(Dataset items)
==================================================

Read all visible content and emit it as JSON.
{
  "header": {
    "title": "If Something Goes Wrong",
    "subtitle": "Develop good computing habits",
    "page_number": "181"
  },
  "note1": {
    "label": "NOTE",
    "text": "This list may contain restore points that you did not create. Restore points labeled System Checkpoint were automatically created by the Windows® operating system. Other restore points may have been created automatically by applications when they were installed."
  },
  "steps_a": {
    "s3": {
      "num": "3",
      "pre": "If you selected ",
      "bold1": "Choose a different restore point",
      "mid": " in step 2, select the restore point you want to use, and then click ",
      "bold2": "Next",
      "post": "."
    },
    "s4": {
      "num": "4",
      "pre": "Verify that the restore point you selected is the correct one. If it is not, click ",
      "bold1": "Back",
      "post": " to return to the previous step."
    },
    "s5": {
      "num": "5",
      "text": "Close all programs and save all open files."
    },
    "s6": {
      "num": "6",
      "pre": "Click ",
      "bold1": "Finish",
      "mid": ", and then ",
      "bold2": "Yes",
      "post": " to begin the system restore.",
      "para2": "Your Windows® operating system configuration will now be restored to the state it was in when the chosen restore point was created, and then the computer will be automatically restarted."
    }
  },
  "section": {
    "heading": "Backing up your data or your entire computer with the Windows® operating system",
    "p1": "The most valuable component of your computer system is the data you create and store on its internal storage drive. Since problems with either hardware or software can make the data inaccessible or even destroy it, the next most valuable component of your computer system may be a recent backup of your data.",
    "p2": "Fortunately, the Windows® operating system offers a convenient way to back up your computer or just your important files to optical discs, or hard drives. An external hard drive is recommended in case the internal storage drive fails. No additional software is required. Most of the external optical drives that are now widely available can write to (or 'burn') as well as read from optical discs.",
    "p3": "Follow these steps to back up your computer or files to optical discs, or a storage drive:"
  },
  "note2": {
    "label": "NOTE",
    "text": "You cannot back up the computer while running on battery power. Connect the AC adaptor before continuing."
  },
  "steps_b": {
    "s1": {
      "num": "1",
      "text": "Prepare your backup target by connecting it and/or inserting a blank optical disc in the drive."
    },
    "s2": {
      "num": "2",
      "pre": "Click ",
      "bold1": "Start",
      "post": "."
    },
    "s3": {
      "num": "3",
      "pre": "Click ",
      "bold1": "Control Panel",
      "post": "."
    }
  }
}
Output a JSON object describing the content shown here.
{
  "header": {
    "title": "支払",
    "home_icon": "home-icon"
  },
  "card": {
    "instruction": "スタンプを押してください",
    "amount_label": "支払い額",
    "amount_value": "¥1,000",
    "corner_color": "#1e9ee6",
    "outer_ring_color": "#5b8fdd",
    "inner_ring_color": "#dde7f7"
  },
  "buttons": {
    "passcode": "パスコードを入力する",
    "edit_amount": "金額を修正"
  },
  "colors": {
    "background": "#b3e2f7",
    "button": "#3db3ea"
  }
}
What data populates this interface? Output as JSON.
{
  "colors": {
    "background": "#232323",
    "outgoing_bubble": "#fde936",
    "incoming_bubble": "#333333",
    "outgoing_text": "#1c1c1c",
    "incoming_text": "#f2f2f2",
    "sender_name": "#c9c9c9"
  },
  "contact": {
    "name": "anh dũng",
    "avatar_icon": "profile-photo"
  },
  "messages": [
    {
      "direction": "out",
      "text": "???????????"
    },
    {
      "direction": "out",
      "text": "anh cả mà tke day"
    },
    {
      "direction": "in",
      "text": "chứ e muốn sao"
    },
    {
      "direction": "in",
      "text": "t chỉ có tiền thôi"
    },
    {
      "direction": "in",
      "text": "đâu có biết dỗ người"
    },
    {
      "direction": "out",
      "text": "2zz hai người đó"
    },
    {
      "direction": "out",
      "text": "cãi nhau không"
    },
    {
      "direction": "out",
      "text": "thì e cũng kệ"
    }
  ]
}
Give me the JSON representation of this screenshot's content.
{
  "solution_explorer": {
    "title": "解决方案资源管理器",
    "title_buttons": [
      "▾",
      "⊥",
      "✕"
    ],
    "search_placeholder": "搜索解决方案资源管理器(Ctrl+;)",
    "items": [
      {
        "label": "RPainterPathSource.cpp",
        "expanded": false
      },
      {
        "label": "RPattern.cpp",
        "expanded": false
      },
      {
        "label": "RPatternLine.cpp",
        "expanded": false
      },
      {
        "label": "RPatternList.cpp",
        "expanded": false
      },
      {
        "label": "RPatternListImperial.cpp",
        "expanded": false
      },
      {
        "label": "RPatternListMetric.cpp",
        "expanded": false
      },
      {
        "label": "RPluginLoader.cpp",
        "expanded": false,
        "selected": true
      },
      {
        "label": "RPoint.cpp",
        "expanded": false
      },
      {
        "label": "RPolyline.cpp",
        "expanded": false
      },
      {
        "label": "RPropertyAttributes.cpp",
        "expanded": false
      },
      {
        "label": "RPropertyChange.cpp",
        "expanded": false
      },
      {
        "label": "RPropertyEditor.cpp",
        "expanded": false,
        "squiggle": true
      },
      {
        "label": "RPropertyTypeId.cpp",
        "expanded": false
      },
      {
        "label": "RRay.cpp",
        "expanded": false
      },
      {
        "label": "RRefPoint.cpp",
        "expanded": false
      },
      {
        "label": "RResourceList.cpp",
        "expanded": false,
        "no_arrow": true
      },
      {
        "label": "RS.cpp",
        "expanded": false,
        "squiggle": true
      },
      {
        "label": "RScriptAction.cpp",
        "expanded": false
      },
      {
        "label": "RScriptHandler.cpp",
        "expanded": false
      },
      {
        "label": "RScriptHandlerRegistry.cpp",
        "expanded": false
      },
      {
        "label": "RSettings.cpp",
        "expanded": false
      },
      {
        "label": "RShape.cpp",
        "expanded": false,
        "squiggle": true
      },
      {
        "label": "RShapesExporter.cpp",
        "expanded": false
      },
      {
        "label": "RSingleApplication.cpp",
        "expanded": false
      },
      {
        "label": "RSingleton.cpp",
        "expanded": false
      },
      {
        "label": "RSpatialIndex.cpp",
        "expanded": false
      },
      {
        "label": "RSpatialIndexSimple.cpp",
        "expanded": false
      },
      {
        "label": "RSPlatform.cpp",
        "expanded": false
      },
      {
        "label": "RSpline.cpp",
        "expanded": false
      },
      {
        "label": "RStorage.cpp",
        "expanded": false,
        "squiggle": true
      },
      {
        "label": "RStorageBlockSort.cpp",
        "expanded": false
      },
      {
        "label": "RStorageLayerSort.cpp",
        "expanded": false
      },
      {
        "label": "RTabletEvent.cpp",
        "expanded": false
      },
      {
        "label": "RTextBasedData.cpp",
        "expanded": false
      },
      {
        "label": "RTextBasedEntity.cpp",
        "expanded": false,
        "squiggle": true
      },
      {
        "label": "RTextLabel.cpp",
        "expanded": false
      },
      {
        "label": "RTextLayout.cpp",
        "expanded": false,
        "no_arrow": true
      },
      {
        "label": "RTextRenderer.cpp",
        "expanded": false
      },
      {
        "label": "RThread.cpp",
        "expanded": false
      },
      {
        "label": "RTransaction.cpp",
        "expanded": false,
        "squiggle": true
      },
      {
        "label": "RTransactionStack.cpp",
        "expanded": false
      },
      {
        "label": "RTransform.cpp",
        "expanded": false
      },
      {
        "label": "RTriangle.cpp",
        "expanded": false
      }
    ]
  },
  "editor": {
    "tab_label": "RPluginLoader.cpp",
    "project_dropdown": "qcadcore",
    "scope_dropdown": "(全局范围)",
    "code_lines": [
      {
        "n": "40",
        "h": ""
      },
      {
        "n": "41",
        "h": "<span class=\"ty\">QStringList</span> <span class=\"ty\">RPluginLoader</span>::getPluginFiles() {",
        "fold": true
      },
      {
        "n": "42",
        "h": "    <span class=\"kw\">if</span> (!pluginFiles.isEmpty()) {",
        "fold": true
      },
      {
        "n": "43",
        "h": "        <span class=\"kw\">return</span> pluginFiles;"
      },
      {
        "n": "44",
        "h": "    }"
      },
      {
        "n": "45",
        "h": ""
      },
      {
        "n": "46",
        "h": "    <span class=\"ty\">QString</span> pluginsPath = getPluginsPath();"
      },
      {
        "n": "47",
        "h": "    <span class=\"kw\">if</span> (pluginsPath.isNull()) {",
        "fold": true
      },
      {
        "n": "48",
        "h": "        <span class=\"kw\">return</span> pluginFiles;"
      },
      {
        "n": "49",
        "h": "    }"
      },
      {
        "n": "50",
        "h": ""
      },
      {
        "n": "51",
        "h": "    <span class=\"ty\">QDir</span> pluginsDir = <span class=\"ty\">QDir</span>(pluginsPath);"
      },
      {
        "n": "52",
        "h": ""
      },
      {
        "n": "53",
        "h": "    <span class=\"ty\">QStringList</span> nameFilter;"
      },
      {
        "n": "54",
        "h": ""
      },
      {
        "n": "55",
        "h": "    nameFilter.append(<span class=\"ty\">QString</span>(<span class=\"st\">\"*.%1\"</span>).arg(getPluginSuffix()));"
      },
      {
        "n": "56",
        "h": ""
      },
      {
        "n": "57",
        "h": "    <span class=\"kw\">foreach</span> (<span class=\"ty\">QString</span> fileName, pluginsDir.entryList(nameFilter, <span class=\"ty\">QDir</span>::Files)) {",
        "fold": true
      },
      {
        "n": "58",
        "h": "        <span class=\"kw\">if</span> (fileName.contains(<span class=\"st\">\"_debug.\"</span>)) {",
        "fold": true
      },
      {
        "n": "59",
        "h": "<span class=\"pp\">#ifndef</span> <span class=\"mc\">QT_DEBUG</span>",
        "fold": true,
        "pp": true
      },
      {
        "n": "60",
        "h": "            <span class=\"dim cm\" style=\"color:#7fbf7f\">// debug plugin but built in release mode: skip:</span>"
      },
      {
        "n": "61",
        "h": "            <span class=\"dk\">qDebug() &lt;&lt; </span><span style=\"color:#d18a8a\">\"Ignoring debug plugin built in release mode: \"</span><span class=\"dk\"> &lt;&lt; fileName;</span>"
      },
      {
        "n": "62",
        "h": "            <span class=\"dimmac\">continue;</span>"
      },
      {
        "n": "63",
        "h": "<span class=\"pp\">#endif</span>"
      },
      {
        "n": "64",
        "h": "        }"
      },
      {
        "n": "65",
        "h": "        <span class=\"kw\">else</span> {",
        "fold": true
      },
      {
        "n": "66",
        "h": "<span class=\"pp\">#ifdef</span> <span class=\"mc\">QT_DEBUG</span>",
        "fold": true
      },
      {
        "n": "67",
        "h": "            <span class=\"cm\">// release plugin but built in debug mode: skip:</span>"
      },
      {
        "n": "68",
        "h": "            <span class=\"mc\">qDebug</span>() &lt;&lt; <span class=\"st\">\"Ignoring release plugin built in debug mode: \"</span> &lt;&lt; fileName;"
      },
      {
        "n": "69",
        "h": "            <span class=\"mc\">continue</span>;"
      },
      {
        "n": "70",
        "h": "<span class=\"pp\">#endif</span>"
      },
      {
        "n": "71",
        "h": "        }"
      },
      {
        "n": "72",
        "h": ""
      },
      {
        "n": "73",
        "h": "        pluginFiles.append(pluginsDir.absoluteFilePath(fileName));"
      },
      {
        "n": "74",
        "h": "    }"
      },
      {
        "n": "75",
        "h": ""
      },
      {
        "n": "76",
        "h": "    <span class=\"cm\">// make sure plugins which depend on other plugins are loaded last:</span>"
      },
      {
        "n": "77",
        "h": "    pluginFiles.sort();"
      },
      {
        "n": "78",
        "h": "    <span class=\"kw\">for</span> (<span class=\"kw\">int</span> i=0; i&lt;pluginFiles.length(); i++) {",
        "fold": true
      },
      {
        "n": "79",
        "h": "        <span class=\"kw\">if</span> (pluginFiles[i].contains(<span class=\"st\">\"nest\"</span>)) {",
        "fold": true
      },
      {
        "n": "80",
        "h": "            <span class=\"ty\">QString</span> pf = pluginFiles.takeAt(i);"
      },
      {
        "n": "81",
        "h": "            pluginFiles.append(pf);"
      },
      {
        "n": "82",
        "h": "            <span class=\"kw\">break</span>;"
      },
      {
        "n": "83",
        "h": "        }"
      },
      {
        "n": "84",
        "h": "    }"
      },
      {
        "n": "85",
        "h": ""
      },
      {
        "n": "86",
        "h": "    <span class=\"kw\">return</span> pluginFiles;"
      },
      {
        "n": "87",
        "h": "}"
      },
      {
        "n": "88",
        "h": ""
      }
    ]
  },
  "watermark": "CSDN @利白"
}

==================================================

WHAT YOU ARE ASKED TO DO >>
Tally the lines of the material above that contain the word "contains" and report the total alone.

SOLUTION TO THIS PROBLEM >>
2